[Opening Extract to read section]

    Mutwillige Sachbeschädigung ist nicht auszuschließen

    Unterdessen geht die Ursachenforschung weiter: Bislang ist noch unklar, ob die Sprinkleranlage durch einen Defekt ausgelöst wurde oder ob dies vorsätzlich geschah.


    Am Mittwoch untersuchten Fachleute das Ausmaß und die möglichen Ursachen der Schäden. Es sei nicht auszuschließen, dass eine mutwillige Sachbeschädigung vorliege, hieß es. Die wegen des hohen Schadens prophylaktisch eingeleiteten Ermittlungen wegen Sachbeschädigung stehen laut Polizei aber ganz am Anfang.”

  3. Mr. Schwa says:

    Who cares??

    1. Glerb says:

      Anyone who goes to the opera in Berlin for starters – which is a lot of people.

      What’s happened to the technical equipment at DOB has been little short of a catastrophe, but they’re pulling together and making the most of it. Audiences get a little incentive, and are of course entitled to a full refund if they want (though not many have been making use of that option). There’s a thrill in seeing a company making the best of their ability to pull through with limited scenery, no machinery and limited lights – in a way, it brings the singing and dramatic talent to the fore even more – and apparently audiences have been wildly enthusiastic this week. It’s great to see a company making the best of a rotten stroke of luck.

      The glass of Sekt isn’t the main story here, but it sure as hell doesn’t hurt.

      1. Mr. Schwa says:

        Most of what is produced in Berlinnis Euro-Trash. If I want a glass of spirits, I can enjoy one at home without watching updated garbage-productions by fraud/directors. Perhaps the great Sprinkler Catastrophe was deliberately planned as a PR move. Did you ever consider that? How about a Tosca set in Hitler’s bunker?

        1. Glerb says:

          Goodness. I know one shouldn’t engage but here goes. I’ll answer each point in turn.

          1. “Most of what is produced in Berlin is Euro-Trash.”
[Closing Extract to read section]
[Opening Data section]
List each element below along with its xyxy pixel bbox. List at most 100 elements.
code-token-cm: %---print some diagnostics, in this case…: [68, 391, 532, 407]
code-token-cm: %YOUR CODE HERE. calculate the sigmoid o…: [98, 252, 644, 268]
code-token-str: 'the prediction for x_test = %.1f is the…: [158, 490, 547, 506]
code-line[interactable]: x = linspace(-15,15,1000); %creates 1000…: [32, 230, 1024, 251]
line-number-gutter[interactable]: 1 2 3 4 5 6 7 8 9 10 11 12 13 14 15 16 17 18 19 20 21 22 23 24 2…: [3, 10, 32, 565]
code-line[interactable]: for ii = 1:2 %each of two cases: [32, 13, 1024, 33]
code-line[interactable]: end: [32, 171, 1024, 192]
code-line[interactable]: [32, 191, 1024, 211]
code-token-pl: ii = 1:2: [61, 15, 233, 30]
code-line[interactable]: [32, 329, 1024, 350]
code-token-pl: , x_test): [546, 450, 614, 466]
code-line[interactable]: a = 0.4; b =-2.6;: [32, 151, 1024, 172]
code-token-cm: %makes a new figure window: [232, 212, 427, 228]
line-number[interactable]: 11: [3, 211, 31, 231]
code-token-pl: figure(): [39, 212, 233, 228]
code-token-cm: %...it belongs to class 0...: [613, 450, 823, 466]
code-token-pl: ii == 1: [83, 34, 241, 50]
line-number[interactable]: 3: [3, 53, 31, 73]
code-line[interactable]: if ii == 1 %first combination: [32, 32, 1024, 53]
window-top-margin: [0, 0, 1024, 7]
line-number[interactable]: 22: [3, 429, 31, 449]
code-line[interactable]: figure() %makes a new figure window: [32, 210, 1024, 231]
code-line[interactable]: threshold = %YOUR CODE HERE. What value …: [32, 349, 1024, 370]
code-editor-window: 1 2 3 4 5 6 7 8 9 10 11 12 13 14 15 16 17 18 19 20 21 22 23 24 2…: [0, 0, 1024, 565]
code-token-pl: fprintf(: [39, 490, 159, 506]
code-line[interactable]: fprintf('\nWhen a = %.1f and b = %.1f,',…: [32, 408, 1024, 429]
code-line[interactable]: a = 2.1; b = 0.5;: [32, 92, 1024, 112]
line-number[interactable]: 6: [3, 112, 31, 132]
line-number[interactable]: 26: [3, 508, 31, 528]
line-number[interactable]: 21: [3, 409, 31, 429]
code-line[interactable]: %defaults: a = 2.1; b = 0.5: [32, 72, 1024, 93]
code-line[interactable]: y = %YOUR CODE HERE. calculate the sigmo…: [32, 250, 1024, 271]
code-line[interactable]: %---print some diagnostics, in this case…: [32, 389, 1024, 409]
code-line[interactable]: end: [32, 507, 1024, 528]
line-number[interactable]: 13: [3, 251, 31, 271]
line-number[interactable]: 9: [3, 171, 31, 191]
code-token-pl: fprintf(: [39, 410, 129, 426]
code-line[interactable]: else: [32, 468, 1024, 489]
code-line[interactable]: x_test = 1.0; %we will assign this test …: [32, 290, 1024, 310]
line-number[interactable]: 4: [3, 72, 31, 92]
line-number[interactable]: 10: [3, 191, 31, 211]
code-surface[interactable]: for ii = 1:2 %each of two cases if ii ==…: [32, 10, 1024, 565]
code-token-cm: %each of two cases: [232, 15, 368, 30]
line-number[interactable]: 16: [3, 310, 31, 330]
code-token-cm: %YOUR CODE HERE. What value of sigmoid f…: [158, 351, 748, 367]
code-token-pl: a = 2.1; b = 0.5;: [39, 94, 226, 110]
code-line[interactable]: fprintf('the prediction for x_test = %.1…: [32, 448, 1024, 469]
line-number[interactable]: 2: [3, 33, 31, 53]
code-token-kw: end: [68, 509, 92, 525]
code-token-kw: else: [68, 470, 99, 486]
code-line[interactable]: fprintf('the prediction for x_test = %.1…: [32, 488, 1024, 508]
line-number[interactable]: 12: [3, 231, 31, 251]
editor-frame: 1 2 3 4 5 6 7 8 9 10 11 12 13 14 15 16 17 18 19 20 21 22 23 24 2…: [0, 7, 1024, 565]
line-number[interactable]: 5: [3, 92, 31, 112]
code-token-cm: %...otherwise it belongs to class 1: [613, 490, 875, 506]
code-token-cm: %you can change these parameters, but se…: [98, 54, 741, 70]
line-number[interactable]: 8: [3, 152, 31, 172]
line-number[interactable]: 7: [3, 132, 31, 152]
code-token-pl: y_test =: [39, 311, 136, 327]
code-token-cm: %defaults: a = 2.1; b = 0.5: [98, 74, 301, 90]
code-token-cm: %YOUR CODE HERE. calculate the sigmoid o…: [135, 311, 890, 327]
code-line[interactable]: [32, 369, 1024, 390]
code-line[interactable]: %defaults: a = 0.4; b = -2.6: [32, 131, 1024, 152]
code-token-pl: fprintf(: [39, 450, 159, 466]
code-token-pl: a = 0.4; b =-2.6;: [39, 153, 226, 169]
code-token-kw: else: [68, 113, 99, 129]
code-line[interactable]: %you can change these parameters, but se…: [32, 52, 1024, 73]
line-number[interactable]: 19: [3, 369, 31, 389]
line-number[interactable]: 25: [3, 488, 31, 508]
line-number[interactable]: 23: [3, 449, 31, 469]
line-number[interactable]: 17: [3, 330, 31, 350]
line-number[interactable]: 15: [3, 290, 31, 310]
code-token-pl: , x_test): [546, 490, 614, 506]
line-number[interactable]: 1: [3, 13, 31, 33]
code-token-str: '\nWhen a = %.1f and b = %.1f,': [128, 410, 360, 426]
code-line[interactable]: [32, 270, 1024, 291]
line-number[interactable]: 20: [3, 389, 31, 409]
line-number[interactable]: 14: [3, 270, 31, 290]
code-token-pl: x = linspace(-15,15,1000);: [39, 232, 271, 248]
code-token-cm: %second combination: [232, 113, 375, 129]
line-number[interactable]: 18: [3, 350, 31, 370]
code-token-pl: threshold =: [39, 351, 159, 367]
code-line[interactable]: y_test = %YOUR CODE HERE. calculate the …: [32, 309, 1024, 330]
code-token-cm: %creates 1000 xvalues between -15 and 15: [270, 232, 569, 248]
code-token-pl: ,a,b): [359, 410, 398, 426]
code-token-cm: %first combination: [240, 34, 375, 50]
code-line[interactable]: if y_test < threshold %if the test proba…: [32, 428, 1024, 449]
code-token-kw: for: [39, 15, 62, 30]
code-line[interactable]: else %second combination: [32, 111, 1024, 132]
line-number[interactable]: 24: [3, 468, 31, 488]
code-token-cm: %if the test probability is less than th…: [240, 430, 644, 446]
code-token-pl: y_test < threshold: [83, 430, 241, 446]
[Closing Data section]
Translate this sentence from the text about the opera sprinkler damage into English: "Am Mittwoch untersuchten Fachleute das Ausmaß und die möglichen Ursachen der Schäden."

• **Answer area**
On Wednesday, experts examined the extent and the possible causes of the damage.